Set task
Can you copy out every entry below word for word?

━━━ Data listing ━━━

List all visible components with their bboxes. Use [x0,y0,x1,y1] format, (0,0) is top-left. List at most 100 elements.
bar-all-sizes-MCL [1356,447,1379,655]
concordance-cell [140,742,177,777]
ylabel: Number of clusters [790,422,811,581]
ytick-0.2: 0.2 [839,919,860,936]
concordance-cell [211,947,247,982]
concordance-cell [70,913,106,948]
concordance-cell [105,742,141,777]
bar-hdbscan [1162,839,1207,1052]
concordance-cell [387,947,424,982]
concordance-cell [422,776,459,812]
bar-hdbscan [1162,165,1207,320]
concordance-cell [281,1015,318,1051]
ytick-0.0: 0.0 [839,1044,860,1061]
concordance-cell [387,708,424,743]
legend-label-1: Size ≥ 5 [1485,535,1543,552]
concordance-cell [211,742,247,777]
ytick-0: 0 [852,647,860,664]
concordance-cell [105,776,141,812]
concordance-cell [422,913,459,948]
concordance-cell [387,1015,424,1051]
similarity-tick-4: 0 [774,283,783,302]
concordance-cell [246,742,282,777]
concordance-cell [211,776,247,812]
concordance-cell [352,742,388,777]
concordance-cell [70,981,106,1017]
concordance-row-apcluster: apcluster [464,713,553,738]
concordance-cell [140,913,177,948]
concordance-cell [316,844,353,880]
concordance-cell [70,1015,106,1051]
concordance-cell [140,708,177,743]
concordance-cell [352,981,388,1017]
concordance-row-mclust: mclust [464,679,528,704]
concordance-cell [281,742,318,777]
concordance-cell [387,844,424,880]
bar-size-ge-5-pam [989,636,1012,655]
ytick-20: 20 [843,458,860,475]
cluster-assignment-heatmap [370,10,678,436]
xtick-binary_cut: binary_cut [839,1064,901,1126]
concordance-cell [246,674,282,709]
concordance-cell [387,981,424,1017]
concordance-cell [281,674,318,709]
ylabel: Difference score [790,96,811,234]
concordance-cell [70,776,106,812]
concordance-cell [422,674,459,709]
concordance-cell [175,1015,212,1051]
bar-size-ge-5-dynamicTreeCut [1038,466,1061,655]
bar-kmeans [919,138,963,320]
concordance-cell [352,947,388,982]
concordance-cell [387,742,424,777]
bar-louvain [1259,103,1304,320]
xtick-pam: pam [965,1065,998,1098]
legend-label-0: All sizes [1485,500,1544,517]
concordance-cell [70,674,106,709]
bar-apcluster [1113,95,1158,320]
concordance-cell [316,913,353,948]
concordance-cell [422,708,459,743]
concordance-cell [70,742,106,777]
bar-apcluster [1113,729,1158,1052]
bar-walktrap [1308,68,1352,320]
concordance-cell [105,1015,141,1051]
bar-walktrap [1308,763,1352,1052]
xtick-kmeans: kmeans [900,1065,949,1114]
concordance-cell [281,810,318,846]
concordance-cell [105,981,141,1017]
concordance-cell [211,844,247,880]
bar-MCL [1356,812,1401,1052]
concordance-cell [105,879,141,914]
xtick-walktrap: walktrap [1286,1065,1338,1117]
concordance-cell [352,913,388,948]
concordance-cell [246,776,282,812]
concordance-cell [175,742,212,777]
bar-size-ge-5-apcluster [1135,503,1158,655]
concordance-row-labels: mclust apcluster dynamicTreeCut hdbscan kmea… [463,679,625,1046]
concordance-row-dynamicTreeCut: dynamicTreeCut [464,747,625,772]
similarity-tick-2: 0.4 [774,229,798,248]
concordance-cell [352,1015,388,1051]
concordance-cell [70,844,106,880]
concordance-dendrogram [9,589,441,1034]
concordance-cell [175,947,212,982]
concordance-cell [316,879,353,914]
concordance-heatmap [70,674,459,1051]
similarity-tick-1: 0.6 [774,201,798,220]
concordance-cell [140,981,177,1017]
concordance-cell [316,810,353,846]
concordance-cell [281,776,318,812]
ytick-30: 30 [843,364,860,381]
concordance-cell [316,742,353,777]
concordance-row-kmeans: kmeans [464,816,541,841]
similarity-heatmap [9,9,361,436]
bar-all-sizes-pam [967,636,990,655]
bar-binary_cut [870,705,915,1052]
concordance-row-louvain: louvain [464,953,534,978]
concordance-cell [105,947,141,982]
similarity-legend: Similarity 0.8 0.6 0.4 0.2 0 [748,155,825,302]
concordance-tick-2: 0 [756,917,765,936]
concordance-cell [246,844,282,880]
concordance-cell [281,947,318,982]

━━━

Task answer
List all visible components with their bboxes. Use [x0,y0,x1,y1] format, (0,0) is top-left. List at most 100 elements.
bar-all-sizes-MCL [1356,447,1379,655]
concordance-cell [140,742,177,777]
ylabel: Number of clusters [790,422,811,581]
ytick-0.2: 0.2 [839,919,860,936]
concordance-cell [211,947,247,982]
concordance-cell [70,913,106,948]
concordance-cell [105,742,141,777]
bar-hdbscan [1162,839,1207,1052]
concordance-cell [387,947,424,982]
concordance-cell [422,776,459,812]
bar-hdbscan [1162,165,1207,320]
concordance-cell [281,1015,318,1051]
ytick-0.0: 0.0 [839,1044,860,1061]
concordance-cell [387,708,424,743]
legend-label-1: Size ≥ 5 [1485,535,1543,552]
concordance-cell [211,742,247,777]
ytick-0: 0 [852,647,860,664]
concordance-cell [105,776,141,812]
concordance-cell [422,913,459,948]
concordance-cell [387,1015,424,1051]
similarity-tick-4: 0 [774,283,783,302]
concordance-cell [246,742,282,777]
concordance-cell [211,776,247,812]
concordance-cell [352,742,388,777]
concordance-cell [70,981,106,1017]
concordance-row-apcluster: apcluster [464,713,553,738]
concordance-cell [140,913,177,948]
concordance-cell [316,844,353,880]
concordance-cell [70,1015,106,1051]
concordance-cell [140,708,177,743]
concordance-cell [352,981,388,1017]
concordance-row-mclust: mclust [464,679,528,704]
concordance-cell [281,742,318,777]
concordance-cell [387,844,424,880]
bar-size-ge-5-pam [989,636,1012,655]
ytick-20: 20 [843,458,860,475]
cluster-assignment-heatmap [370,10,678,436]
xtick-binary_cut: binary_cut [839,1064,901,1126]
concordance-cell [246,674,282,709]
concordance-cell [387,981,424,1017]
concordance-cell [281,674,318,709]
ylabel: Difference score [790,96,811,234]
concordance-cell [70,776,106,812]
concordance-cell [422,674,459,709]
concordance-cell [175,1015,212,1051]
bar-size-ge-5-dynamicTreeCut [1038,466,1061,655]
bar-kmeans [919,138,963,320]
concordance-cell [352,947,388,982]
concordance-cell [387,742,424,777]
bar-louvain [1259,103,1304,320]
xtick-pam: pam [965,1065,998,1098]
legend-label-0: All sizes [1485,500,1544,517]
concordance-cell [70,674,106,709]
bar-apcluster [1113,95,1158,320]
concordance-cell [316,913,353,948]
concordance-cell [422,708,459,743]
concordance-cell [70,742,106,777]
bar-apcluster [1113,729,1158,1052]
bar-walktrap [1308,68,1352,320]
concordance-cell [105,1015,141,1051]
bar-walktrap [1308,763,1352,1052]
xtick-kmeans: kmeans [900,1065,949,1114]
concordance-cell [281,810,318,846]
concordance-cell [105,981,141,1017]
concordance-cell [211,844,247,880]
bar-MCL [1356,812,1401,1052]
concordance-cell [105,879,141,914]
xtick-walktrap: walktrap [1286,1065,1338,1117]
concordance-cell [352,913,388,948]
concordance-cell [246,776,282,812]
concordance-cell [175,742,212,777]
bar-size-ge-5-apcluster [1135,503,1158,655]
concordance-row-labels: mclust apcluster dynamicTreeCut hdbscan kmea… [463,679,625,1046]
concordance-row-dynamicTreeCut: dynamicTreeCut [464,747,625,772]
similarity-tick-2: 0.4 [774,229,798,248]
concordance-cell [352,1015,388,1051]
concordance-cell [70,844,106,880]
concordance-dendrogram [9,589,441,1034]
concordance-cell [175,947,212,982]
concordance-cell [316,879,353,914]
concordance-heatmap [70,674,459,1051]
similarity-tick-1: 0.6 [774,201,798,220]
concordance-cell [140,981,177,1017]
concordance-cell [316,810,353,846]
concordance-cell [281,776,318,812]
ytick-30: 30 [843,364,860,381]
concordance-cell [316,742,353,777]
concordance-row-kmeans: kmeans [464,816,541,841]
similarity-heatmap [9,9,361,436]
bar-all-sizes-pam [967,636,990,655]
bar-binary_cut [870,705,915,1052]
concordance-row-louvain: louvain [464,953,534,978]
concordance-cell [105,947,141,982]
similarity-legend: Similarity 0.8 0.6 0.4 0.2 0 [748,155,825,302]
concordance-tick-2: 0 [756,917,765,936]
concordance-cell [246,844,282,880]
concordance-cell [281,947,318,982]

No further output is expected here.